▶ **Written instruction**
State the number of lines in the material below that have "security" in them, without any other text.
· · · · ·
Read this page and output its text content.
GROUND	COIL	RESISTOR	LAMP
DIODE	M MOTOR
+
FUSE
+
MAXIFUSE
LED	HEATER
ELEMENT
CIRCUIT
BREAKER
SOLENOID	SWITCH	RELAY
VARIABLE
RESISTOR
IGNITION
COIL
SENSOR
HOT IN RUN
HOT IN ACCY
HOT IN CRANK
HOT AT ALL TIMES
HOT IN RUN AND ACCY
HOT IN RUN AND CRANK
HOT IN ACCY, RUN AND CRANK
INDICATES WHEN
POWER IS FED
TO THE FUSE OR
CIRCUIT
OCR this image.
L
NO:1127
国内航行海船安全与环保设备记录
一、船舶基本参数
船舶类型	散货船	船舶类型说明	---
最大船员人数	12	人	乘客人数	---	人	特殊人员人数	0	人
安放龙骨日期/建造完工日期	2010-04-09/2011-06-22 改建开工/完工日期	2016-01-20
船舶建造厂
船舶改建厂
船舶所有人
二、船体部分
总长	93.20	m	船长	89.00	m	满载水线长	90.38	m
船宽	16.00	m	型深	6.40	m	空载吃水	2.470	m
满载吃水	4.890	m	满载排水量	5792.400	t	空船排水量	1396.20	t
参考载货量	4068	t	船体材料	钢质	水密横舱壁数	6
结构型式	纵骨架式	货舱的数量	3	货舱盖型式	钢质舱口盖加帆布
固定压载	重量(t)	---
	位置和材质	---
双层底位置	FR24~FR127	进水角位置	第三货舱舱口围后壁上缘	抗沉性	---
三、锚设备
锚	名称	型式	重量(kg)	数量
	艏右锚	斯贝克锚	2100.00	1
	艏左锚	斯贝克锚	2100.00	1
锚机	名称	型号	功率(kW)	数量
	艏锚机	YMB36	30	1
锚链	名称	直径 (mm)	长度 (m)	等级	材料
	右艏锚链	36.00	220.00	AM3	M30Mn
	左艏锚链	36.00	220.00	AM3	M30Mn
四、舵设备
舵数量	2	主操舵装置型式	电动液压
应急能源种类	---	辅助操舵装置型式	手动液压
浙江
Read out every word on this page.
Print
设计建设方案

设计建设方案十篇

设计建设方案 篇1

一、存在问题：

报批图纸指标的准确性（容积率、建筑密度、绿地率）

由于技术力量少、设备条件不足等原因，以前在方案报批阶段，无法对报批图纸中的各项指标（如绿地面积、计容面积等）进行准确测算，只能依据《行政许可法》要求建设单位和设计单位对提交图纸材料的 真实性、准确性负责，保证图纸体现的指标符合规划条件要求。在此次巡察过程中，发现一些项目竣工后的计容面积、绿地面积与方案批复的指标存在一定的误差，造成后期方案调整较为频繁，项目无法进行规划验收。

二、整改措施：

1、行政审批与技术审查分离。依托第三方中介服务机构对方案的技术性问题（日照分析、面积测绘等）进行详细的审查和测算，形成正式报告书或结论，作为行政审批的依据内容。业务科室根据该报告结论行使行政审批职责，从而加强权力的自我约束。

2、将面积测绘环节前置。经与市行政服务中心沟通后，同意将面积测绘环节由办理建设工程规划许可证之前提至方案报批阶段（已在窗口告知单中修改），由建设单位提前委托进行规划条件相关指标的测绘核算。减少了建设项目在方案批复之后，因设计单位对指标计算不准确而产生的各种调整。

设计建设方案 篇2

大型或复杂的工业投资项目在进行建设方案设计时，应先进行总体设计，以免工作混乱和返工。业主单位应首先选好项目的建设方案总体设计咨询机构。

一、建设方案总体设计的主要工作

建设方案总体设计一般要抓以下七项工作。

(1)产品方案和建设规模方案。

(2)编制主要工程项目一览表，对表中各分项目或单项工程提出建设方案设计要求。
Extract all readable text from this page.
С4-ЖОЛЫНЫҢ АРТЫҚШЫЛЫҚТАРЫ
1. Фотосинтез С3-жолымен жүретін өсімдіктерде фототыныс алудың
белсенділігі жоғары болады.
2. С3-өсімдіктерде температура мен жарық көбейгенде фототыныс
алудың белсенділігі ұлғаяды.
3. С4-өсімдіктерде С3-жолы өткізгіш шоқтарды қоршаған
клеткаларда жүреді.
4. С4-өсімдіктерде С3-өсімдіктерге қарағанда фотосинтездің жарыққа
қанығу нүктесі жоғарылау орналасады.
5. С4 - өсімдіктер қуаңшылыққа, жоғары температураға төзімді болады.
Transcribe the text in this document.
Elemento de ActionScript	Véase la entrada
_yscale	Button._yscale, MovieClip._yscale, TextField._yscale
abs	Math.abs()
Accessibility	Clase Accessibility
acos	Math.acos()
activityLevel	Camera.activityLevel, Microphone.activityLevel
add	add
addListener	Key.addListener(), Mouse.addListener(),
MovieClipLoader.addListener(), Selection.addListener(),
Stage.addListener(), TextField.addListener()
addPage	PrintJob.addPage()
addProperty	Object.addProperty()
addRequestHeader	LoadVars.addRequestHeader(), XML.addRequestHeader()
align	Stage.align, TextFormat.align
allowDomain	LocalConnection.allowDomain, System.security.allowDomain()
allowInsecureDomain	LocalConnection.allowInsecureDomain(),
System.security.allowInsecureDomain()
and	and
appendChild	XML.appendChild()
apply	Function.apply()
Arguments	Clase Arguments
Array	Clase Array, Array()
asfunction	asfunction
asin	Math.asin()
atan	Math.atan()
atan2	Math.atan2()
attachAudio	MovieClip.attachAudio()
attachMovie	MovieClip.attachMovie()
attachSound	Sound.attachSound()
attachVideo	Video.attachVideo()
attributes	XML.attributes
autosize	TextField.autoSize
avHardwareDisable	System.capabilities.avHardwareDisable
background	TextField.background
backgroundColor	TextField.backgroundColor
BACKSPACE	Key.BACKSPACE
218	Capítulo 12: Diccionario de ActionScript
· · · · ·
▶ **Response to the exercise**
2